What you have to do: Without the pictures, return each record as it appears.

***** Provided records

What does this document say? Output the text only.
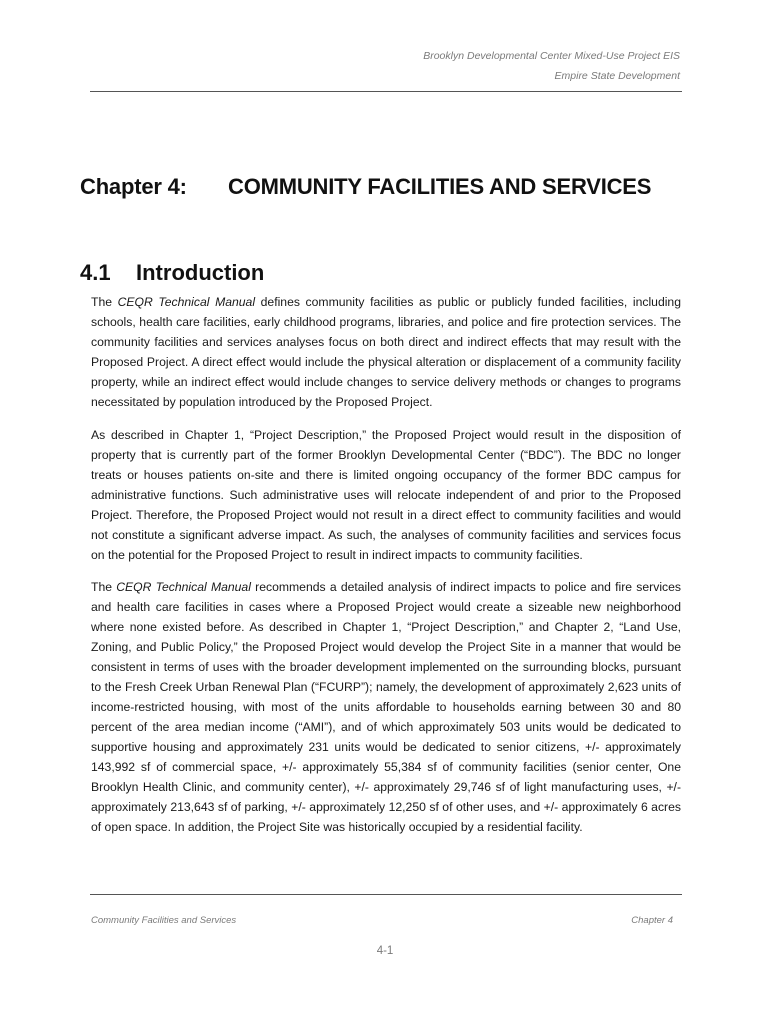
Brooklyn Developmental Center Mixed-Use Project EIS
Empire State Development
Chapter 4: COMMUNITY FACILITIES AND SERVICES
4.1 Introduction

The CEQR Technical Manual defines community facilities as public or publicly funded facilities, including schools, health care facilities, early childhood programs, libraries, and police and fire protection services. The community facilities and services analyses focus on both direct and indirect effects that may result with the Proposed Project. A direct effect would include the physical alteration or displacement of a community facility property, while an indirect effect would include changes to service delivery methods or changes to programs necessitated by population introduced by the Proposed Project.

As described in Chapter 1, “Project Description,” the Proposed Project would result in the disposition of property that is currently part of the former Brooklyn Developmental Center (“BDC”). The BDC no longer treats or houses patients on-site and there is limited ongoing occupancy of the former BDC campus for administrative functions. Such administrative uses will relocate independent of and prior to the Proposed Project. Therefore, the Proposed Project would not result in a direct effect to community facilities and would not constitute a significant adverse impact. As such, the analyses of community facilities and services focus on the potential for the Proposed Project to result in indirect impacts to community facilities.

The CEQR Technical Manual recommends a detailed analysis of indirect impacts to police and fire services and health care facilities in cases where a Proposed Project would create a sizeable new neighborhood where none existed before. As described in Chapter 1, “Project Description,” and Chapter 2, “Land Use, Zoning, and Public Policy,” the Proposed Project would develop the Project Site in a manner that would be consistent in terms of uses with the broader development implemented on the surrounding blocks, pursuant to the Fresh Creek Urban Renewal Plan (“FCURP”); namely, the development of approximately 2,623 units of income-restricted housing, with most of the units affordable to households earning between 30 and 80 percent of the area median income (“AMI”), and of which approximately 503 units would be dedicated to supportive housing and approximately 231 units would be dedicated to senior citizens, +/- approximately 143,992 sf of commercial space, +/- approximately 55,384 sf of community facilities (senior center, One Brooklyn Health Clinic, and community center), +/- approximately 29,746 sf of light manufacturing uses, +/- approximately 213,643 sf of parking, +/- approximately 12,250 sf of other uses, and +/- approximately 6 acres of open space. In addition, the Project Site was historically occupied by a residential facility.

Community Facilities and Services	Chapter 4
4-1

**********

Solution to this task:
What does this document say? Output the text only.
Brooklyn Developmental Center Mixed-Use Project EIS
Empire State Development
Chapter 4: COMMUNITY FACILITIES AND SERVICES
4.1 Introduction

The CEQR Technical Manual defines community facilities as public or publicly funded facilities, including schools, health care facilities, early childhood programs, libraries, and police and fire protection services. The community facilities and services analyses focus on both direct and indirect effects that may result with the Proposed Project. A direct effect would include the physical alteration or displacement of a community facility property, while an indirect effect would include changes to service delivery methods or changes to programs necessitated by population introduced by the Proposed Project.

As described in Chapter 1, “Project Description,” the Proposed Project would result in the disposition of property that is currently part of the former Brooklyn Developmental Center (“BDC”). The BDC no longer treats or houses patients on-site and there is limited ongoing occupancy of the former BDC campus for administrative functions. Such administrative uses will relocate independent of and prior to the Proposed Project. Therefore, the Proposed Project would not result in a direct effect to community facilities and would not constitute a significant adverse impact. As such, the analyses of community facilities and services focus on the potential for the Proposed Project to result in indirect impacts to community facilities.

The CEQR Technical Manual recommends a detailed analysis of indirect impacts to police and fire services and health care facilities in cases where a Proposed Project would create a sizeable new neighborhood where none existed before. As described in Chapter 1, “Project Description,” and Chapter 2, “Land Use, Zoning, and Public Policy,” the Proposed Project would develop the Project Site in a manner that would be consistent in terms of uses with the broader development implemented on the surrounding blocks, pursuant to the Fresh Creek Urban Renewal Plan (“FCURP”); namely, the development of approximately 2,623 units of income-restricted housing, with most of the units affordable to households earning between 30 and 80 percent of the area median income (“AMI”), and of which approximately 503 units would be dedicated to supportive housing and approximately 231 units would be dedicated to senior citizens, +/- approximately 143,992 sf of commercial space, +/- approximately 55,384 sf of community facilities (senior center, One Brooklyn Health Clinic, and community center), +/- approximately 29,746 sf of light manufacturing uses, +/- approximately 213,643 sf of parking, +/- approximately 12,250 sf of other uses, and +/- approximately 6 acres of open space. In addition, the Project Site was historically occupied by a residential facility.

Community Facilities and Services	Chapter 4
4-1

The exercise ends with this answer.